Problem requirements:
Reproduce the following material exactly, including every line.

Collection entries:
────

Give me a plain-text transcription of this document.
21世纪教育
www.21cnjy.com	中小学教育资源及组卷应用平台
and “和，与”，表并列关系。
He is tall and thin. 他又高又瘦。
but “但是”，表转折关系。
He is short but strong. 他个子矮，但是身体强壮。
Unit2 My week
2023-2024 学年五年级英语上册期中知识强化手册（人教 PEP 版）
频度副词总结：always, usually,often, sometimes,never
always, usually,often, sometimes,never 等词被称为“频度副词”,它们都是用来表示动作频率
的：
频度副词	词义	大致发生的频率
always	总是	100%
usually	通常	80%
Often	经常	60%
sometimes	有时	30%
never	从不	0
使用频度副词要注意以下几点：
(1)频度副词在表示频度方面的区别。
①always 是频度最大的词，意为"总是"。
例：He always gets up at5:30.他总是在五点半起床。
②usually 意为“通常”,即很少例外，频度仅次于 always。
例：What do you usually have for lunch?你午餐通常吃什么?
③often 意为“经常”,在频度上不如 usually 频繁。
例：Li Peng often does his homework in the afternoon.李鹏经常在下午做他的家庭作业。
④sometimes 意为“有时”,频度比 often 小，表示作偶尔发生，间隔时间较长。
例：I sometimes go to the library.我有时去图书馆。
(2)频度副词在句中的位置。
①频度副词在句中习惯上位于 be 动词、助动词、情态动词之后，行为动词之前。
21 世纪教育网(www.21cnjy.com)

────

Answer for the task:
Give me a plain-text transcription of this document.
21世纪教育
www.21cnjy.com	中小学教育资源及组卷应用平台
and “和，与”，表并列关系。
He is tall and thin. 他又高又瘦。
but “但是”，表转折关系。
He is short but strong. 他个子矮，但是身体强壮。
Unit2 My week
2023-2024 学年五年级英语上册期中知识强化手册（人教 PEP 版）
频度副词总结：always, usually,often, sometimes,never
always, usually,often, sometimes,never 等词被称为“频度副词”,它们都是用来表示动作频率
的：
频度副词	词义	大致发生的频率
always	总是	100%
usually	通常	80%
Often	经常	60%
sometimes	有时	30%
never	从不	0
使用频度副词要注意以下几点：
(1)频度副词在表示频度方面的区别。
①always 是频度最大的词，意为"总是"。
例：He always gets up at5:30.他总是在五点半起床。
②usually 意为“通常”,即很少例外，频度仅次于 always。
例：What do you usually have for lunch?你午餐通常吃什么?
③often 意为“经常”,在频度上不如 usually 频繁。
例：Li Peng often does his homework in the afternoon.李鹏经常在下午做他的家庭作业。
④sometimes 意为“有时”,频度比 often 小，表示作偶尔发生，间隔时间较长。
例：I sometimes go to the library.我有时去图书馆。
(2)频度副词在句中的位置。
①频度副词在句中习惯上位于 be 动词、助动词、情态动词之后，行为动词之前。
21 世纪教育网(www.21cnjy.com)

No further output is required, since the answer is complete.